# Stated task
Pick out every line in the listing below that contains the string "办公协同平台运营服务".

______________________________

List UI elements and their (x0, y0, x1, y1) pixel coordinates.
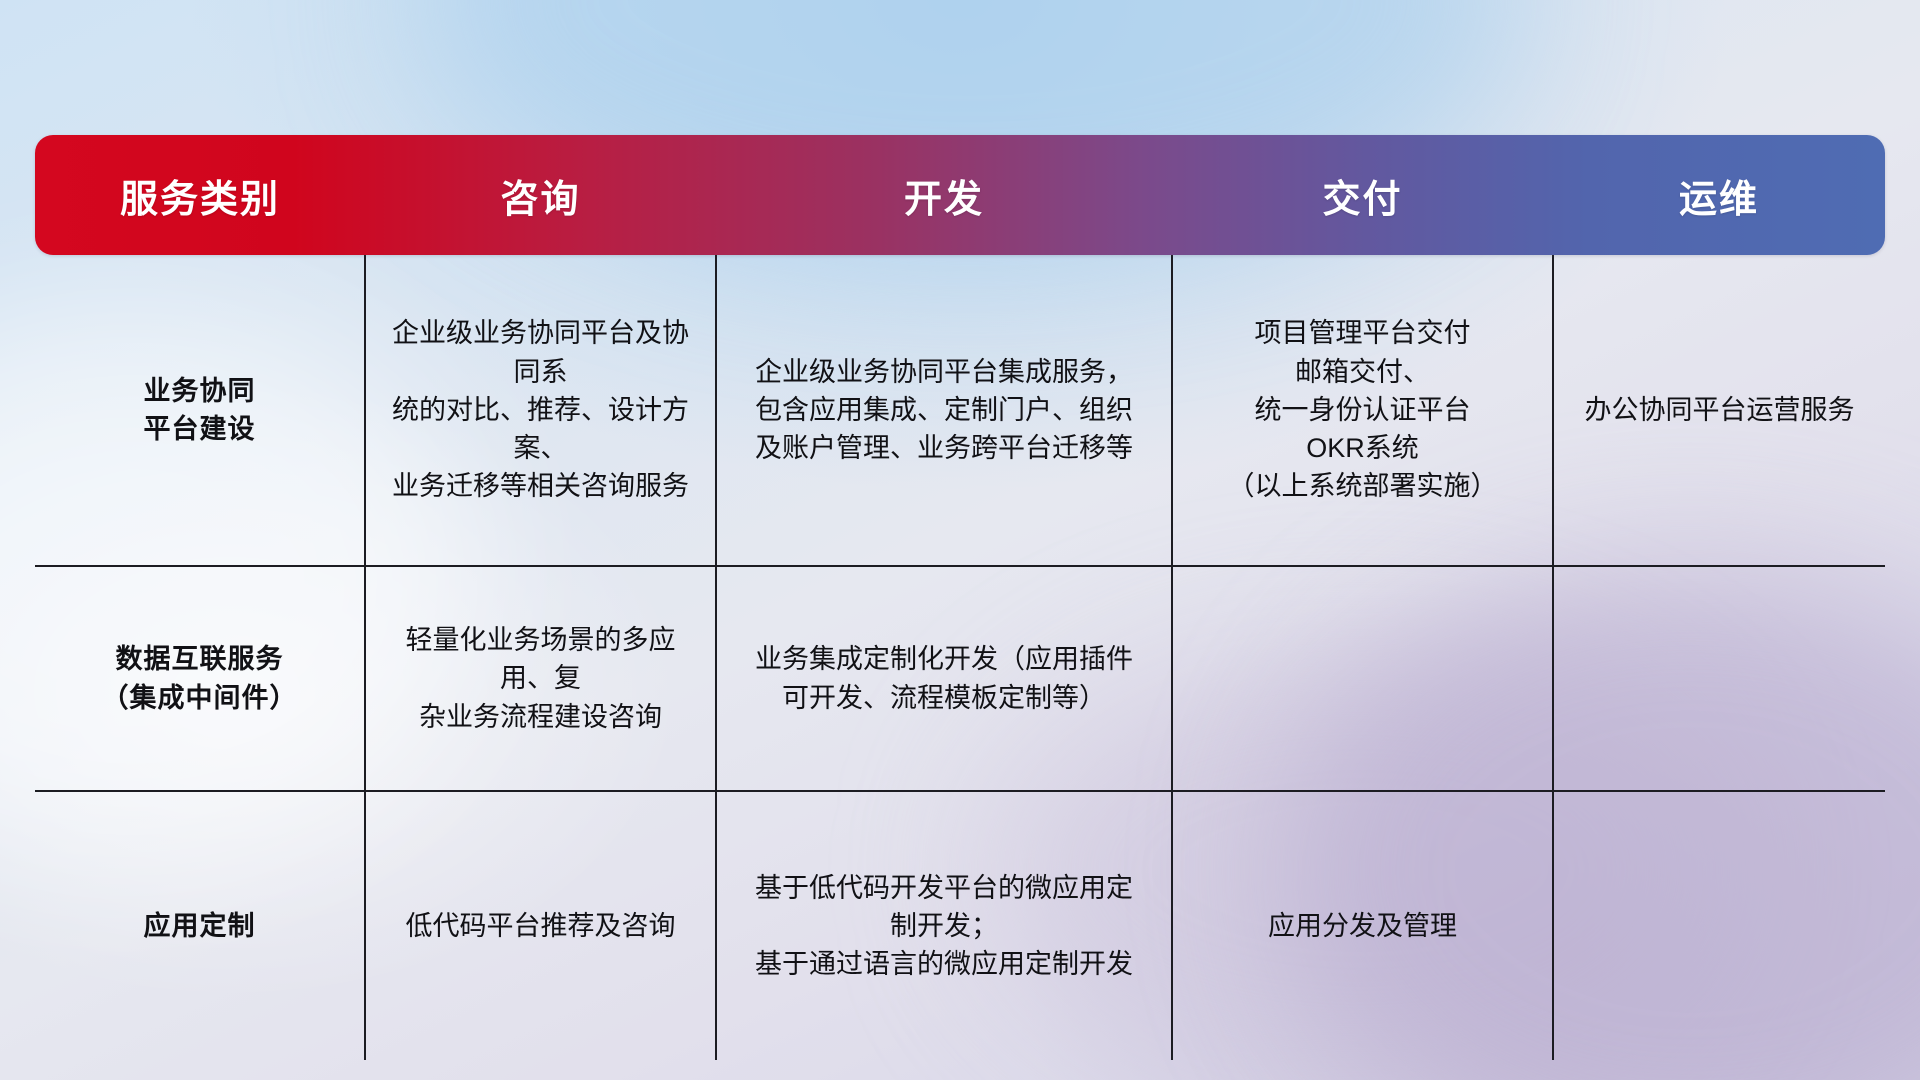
cell-text-line: 包含应用集成、定制门户、组织 (733, 391, 1155, 429)
service-matrix-table-wrapper: 服务类别 咨询 开发 交付 运维 业务协同平台建设 企业级业务协同平台及协同系统… (35, 135, 1885, 1060)
column-header-operations: 运维 (1553, 135, 1885, 255)
slide-canvas: 服务类别 咨询 开发 交付 运维 业务协同平台建设 企业级业务协同平台及协同系统… (0, 0, 1920, 1080)
cell-text-line: 邮箱交付、 (1189, 353, 1536, 391)
cell-text-line: 轻量化业务场景的多应用、复 (382, 621, 699, 698)
cell-category: 数据互联服务（集成中间件） (35, 566, 365, 791)
cell-development: 企业级业务协同平台集成服务，包含应用集成、定制门户、组织及账户管理、业务跨平台迁… (716, 255, 1172, 566)
cell-text-line: 企业级业务协同平台及协同系 (382, 314, 699, 391)
cell-text-line: 平台建设 (51, 410, 348, 448)
cell-text-line: 数据互联服务 (51, 640, 348, 678)
table-row: 应用定制 低代码平台推荐及咨询 基于低代码开发平台的微应用定制开发；基于通过语言… (35, 791, 1885, 1060)
cell-text-line: OKR系统 (1189, 429, 1536, 467)
cell-delivery: 项目管理平台交付邮箱交付、统一身份认证平台OKR系统（以上系统部署实施） (1172, 255, 1553, 566)
cell-text-line: 制开发； (733, 907, 1155, 945)
service-matrix-table: 服务类别 咨询 开发 交付 运维 业务协同平台建设 企业级业务协同平台及协同系统… (35, 135, 1885, 1060)
cell-operations (1553, 566, 1885, 791)
cell-text-line: 可开发、流程模板定制等） (733, 679, 1155, 717)
column-header-development: 开发 (716, 135, 1172, 255)
column-header-delivery: 交付 (1172, 135, 1553, 255)
cell-text-line: 企业级业务协同平台集成服务， (733, 353, 1155, 391)
cell-text-line: 低代码平台推荐及咨询 (382, 907, 699, 945)
cell-text-line: 办公协同平台运营服务 (1570, 391, 1869, 429)
cell-text-line: 统一身份认证平台 (1189, 391, 1536, 429)
cell-consulting: 企业级业务协同平台及协同系统的对比、推荐、设计方案、业务迁移等相关咨询服务 (365, 255, 716, 566)
column-header-category: 服务类别 (35, 135, 365, 255)
table-header-row: 服务类别 咨询 开发 交付 运维 (35, 135, 1885, 255)
cell-text-line: （以上系统部署实施） (1189, 467, 1536, 505)
cell-consulting: 轻量化业务场景的多应用、复杂业务流程建设咨询 (365, 566, 716, 791)
cell-text-line: 统的对比、推荐、设计方案、 (382, 391, 699, 468)
cell-category: 业务协同平台建设 (35, 255, 365, 566)
cell-text-line: （集成中间件） (51, 679, 348, 717)
cell-text-line: 项目管理平台交付 (1189, 314, 1536, 352)
cell-text-line: 基于通过语言的微应用定制开发 (733, 945, 1155, 983)
table-row: 业务协同平台建设 企业级业务协同平台及协同系统的对比、推荐、设计方案、业务迁移等… (35, 255, 1885, 566)
cell-development: 基于低代码开发平台的微应用定制开发；基于通过语言的微应用定制开发 (716, 791, 1172, 1060)
column-header-consulting: 咨询 (365, 135, 716, 255)
cell-text-line: 基于低代码开发平台的微应用定 (733, 869, 1155, 907)
cell-delivery (1172, 566, 1553, 791)
cell-text-line: 业务迁移等相关咨询服务 (382, 467, 699, 505)
cell-delivery: 应用分发及管理 (1172, 791, 1553, 1060)
cell-operations (1553, 791, 1885, 1060)
cell-text-line: 及账户管理、业务跨平台迁移等 (733, 429, 1155, 467)
cell-operations: 办公协同平台运营服务 (1553, 255, 1885, 566)
cell-development: 业务集成定制化开发（应用插件可开发、流程模板定制等） (716, 566, 1172, 791)
cell-text-line: 应用定制 (51, 907, 348, 945)
cell-text-line: 业务协同 (51, 372, 348, 410)
cell-category: 应用定制 (35, 791, 365, 1060)
cell-text-line: 业务集成定制化开发（应用插件 (733, 640, 1155, 678)
cell-consulting: 低代码平台推荐及咨询 (365, 791, 716, 1060)
cell-text-line: 杂业务流程建设咨询 (382, 698, 699, 736)
cell-text-line: 应用分发及管理 (1189, 907, 1536, 945)
table-row: 数据互联服务（集成中间件） 轻量化业务场景的多应用、复杂业务流程建设咨询 业务集… (35, 566, 1885, 791)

______________________________

# Correct answer
cell-text-line: 办公协同平台运营服务 (1570, 391, 1869, 429)
cell-operations: 办公协同平台运营服务 (1553, 255, 1885, 566)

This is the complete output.